Collected data entries
-.-.-

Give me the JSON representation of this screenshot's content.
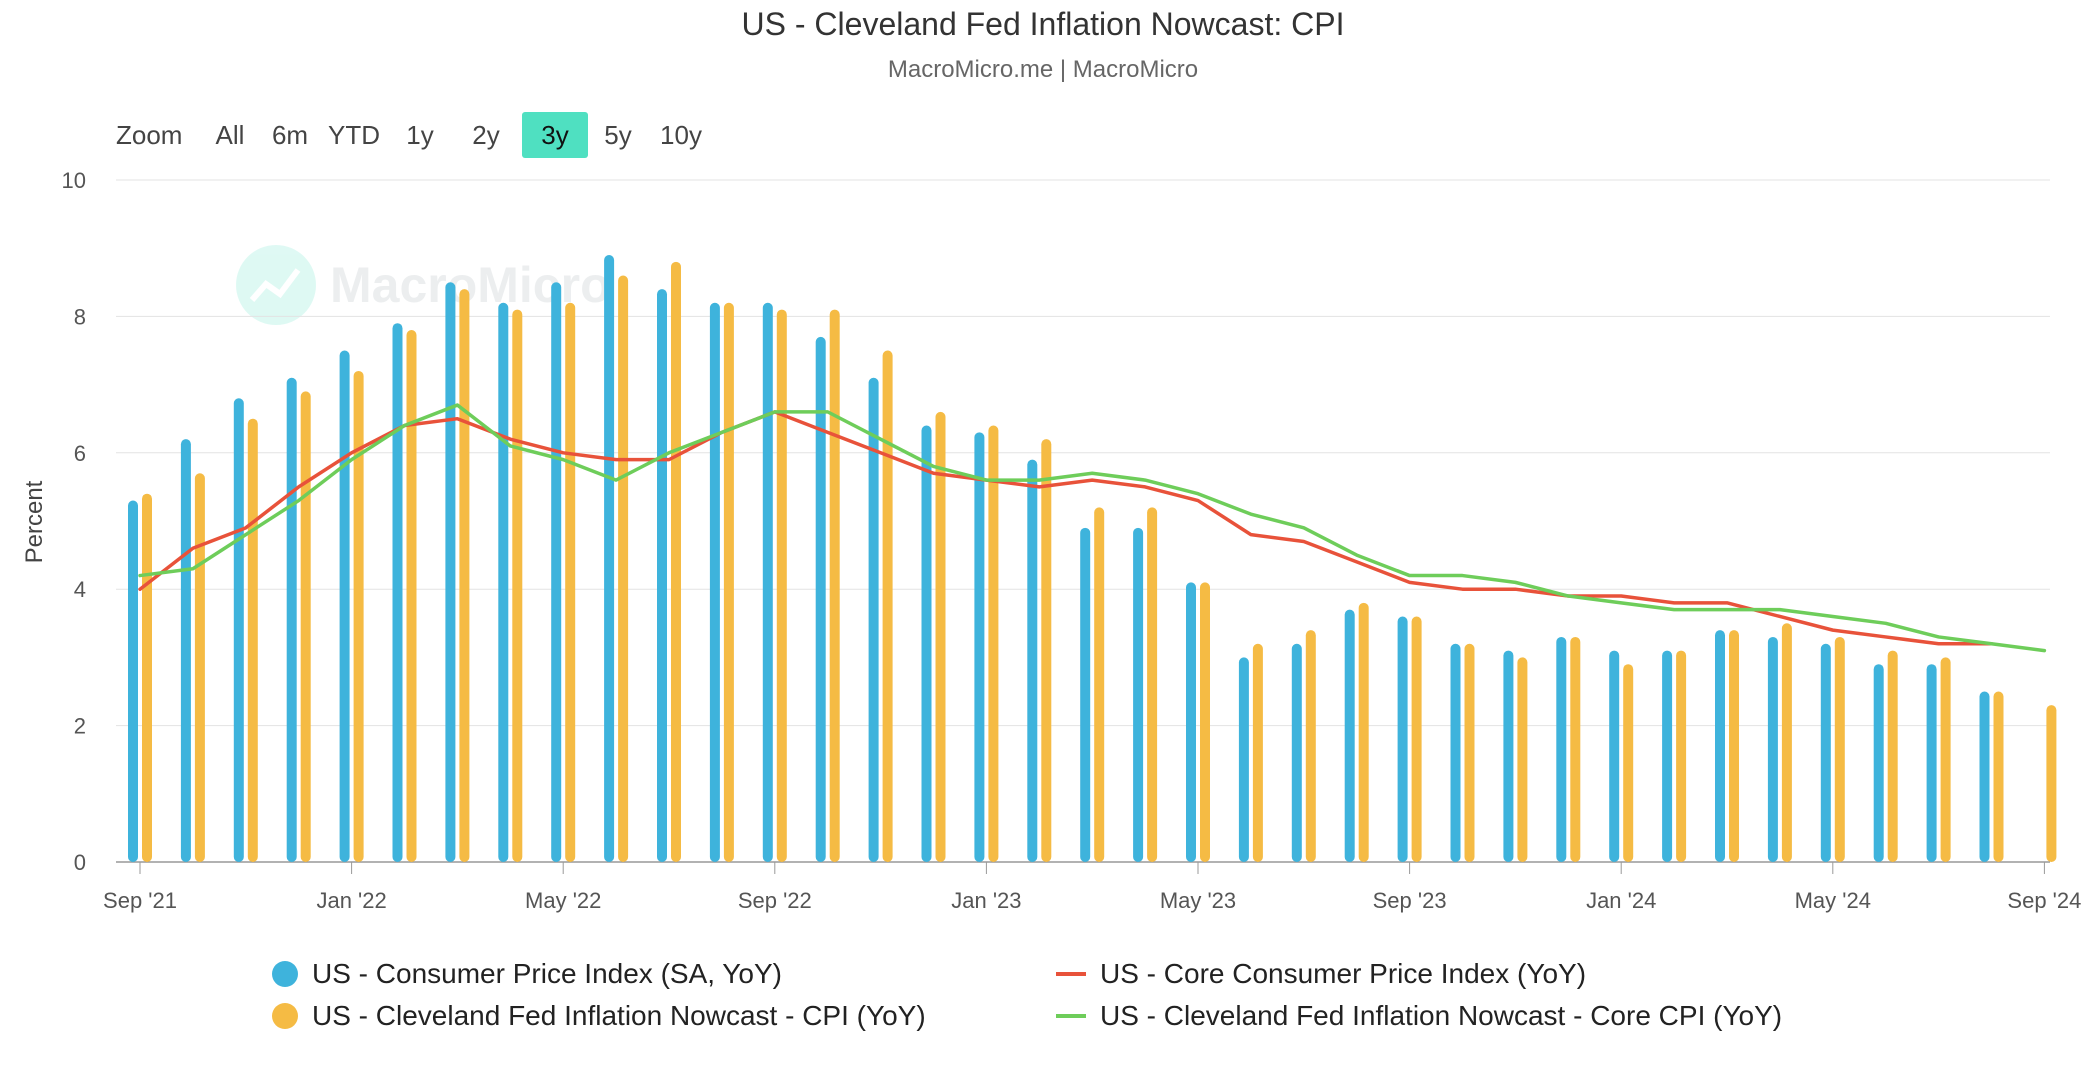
{
  "title": "US - Cleveland Fed Inflation Nowcast: CPI",
  "subtitle": "MacroMicro.me | MacroMicro",
  "watermark": "MacroMicro",
  "zoom": {
    "label": "Zoom",
    "buttons": [
      "All",
      "6m",
      "YTD",
      "1y",
      "2y",
      "3y",
      "5y",
      "10y"
    ],
    "active": "3y",
    "active_color": "#4fe0c1"
  },
  "legend": [
    {
      "label": "US - Consumer Price Index (SA, YoY)",
      "symbol": "dot",
      "color": "#3eb3dc"
    },
    {
      "label": "US - Core Consumer Price Index (YoY)",
      "symbol": "line",
      "color": "#e8523a"
    },
    {
      "label": "US - Cleveland Fed Inflation Nowcast - CPI (YoY)",
      "symbol": "dot",
      "color": "#f5bb44"
    },
    {
      "label": "US - Cleveland Fed Inflation Nowcast - Core CPI (YoY)",
      "symbol": "line",
      "color": "#6ecd5a"
    }
  ],
  "chart_data": {
    "type": "bar",
    "title": "US - Cleveland Fed Inflation Nowcast: CPI",
    "ylabel": "Percent",
    "ylim": [
      0,
      10
    ],
    "yticks": [
      0,
      2,
      4,
      6,
      8,
      10
    ],
    "grid": true,
    "legend_position": "bottom",
    "x_tick_labels": [
      "Sep '21",
      "Jan '22",
      "May '22",
      "Sep '22",
      "Jan '23",
      "May '23",
      "Sep '23",
      "Jan '24",
      "May '24",
      "Sep '24"
    ],
    "categories": [
      "2021-09",
      "2021-10",
      "2021-11",
      "2021-12",
      "2022-01",
      "2022-02",
      "2022-03",
      "2022-04",
      "2022-05",
      "2022-06",
      "2022-07",
      "2022-08",
      "2022-09",
      "2022-10",
      "2022-11",
      "2022-12",
      "2023-01",
      "2023-02",
      "2023-03",
      "2023-04",
      "2023-05",
      "2023-06",
      "2023-07",
      "2023-08",
      "2023-09",
      "2023-10",
      "2023-11",
      "2023-12",
      "2024-01",
      "2024-02",
      "2024-03",
      "2024-04",
      "2024-05",
      "2024-06",
      "2024-07",
      "2024-08",
      "2024-09"
    ],
    "series": [
      {
        "name": "US - Consumer Price Index (SA, YoY)",
        "type": "bar",
        "color": "#3eb3dc",
        "values": [
          5.3,
          6.2,
          6.8,
          7.1,
          7.5,
          7.9,
          8.5,
          8.2,
          8.5,
          8.9,
          8.4,
          8.2,
          8.2,
          7.7,
          7.1,
          6.4,
          6.3,
          5.9,
          4.9,
          4.9,
          4.1,
          3.0,
          3.2,
          3.7,
          3.6,
          3.2,
          3.1,
          3.3,
          3.1,
          3.1,
          3.4,
          3.3,
          3.2,
          2.9,
          2.9,
          2.5,
          null
        ]
      },
      {
        "name": "US - Cleveland Fed Inflation Nowcast - CPI (YoY)",
        "type": "bar",
        "color": "#f5bb44",
        "values": [
          5.4,
          5.7,
          6.5,
          6.9,
          7.2,
          7.8,
          8.4,
          8.1,
          8.2,
          8.6,
          8.8,
          8.2,
          8.1,
          8.1,
          7.5,
          6.6,
          6.4,
          6.2,
          5.2,
          5.2,
          4.1,
          3.2,
          3.4,
          3.8,
          3.6,
          3.2,
          3.0,
          3.3,
          2.9,
          3.1,
          3.4,
          3.5,
          3.3,
          3.1,
          3.0,
          2.5,
          2.3
        ]
      },
      {
        "name": "US - Core Consumer Price Index (YoY)",
        "type": "line",
        "color": "#e8523a",
        "values": [
          4.0,
          4.6,
          4.9,
          5.5,
          6.0,
          6.4,
          6.5,
          6.2,
          6.0,
          5.9,
          5.9,
          6.3,
          6.6,
          6.3,
          6.0,
          5.7,
          5.6,
          5.5,
          5.6,
          5.5,
          5.3,
          4.8,
          4.7,
          4.4,
          4.1,
          4.0,
          4.0,
          3.9,
          3.9,
          3.8,
          3.8,
          3.6,
          3.4,
          3.3,
          3.2,
          3.2,
          null
        ]
      },
      {
        "name": "US - Cleveland Fed Inflation Nowcast - Core CPI (YoY)",
        "type": "line",
        "color": "#6ecd5a",
        "values": [
          4.2,
          4.3,
          4.8,
          5.3,
          5.9,
          6.4,
          6.7,
          6.1,
          5.9,
          5.6,
          6.0,
          6.3,
          6.6,
          6.6,
          6.2,
          5.8,
          5.6,
          5.6,
          5.7,
          5.6,
          5.4,
          5.1,
          4.9,
          4.5,
          4.2,
          4.2,
          4.1,
          3.9,
          3.8,
          3.7,
          3.7,
          3.7,
          3.6,
          3.5,
          3.3,
          3.2,
          3.1
        ]
      }
    ]
  }
}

-.-.-

### Given request:
List every line above that holds the word "Consumer".

### Solution for this exercise:
      "label": "US - Consumer Price Index (SA, YoY)",
      "label": "US - Core Consumer Price Index (YoY)",
        "name": "US - Consumer Price Index (SA, YoY)",
        "name": "US - Core Consumer Price Index (YoY)",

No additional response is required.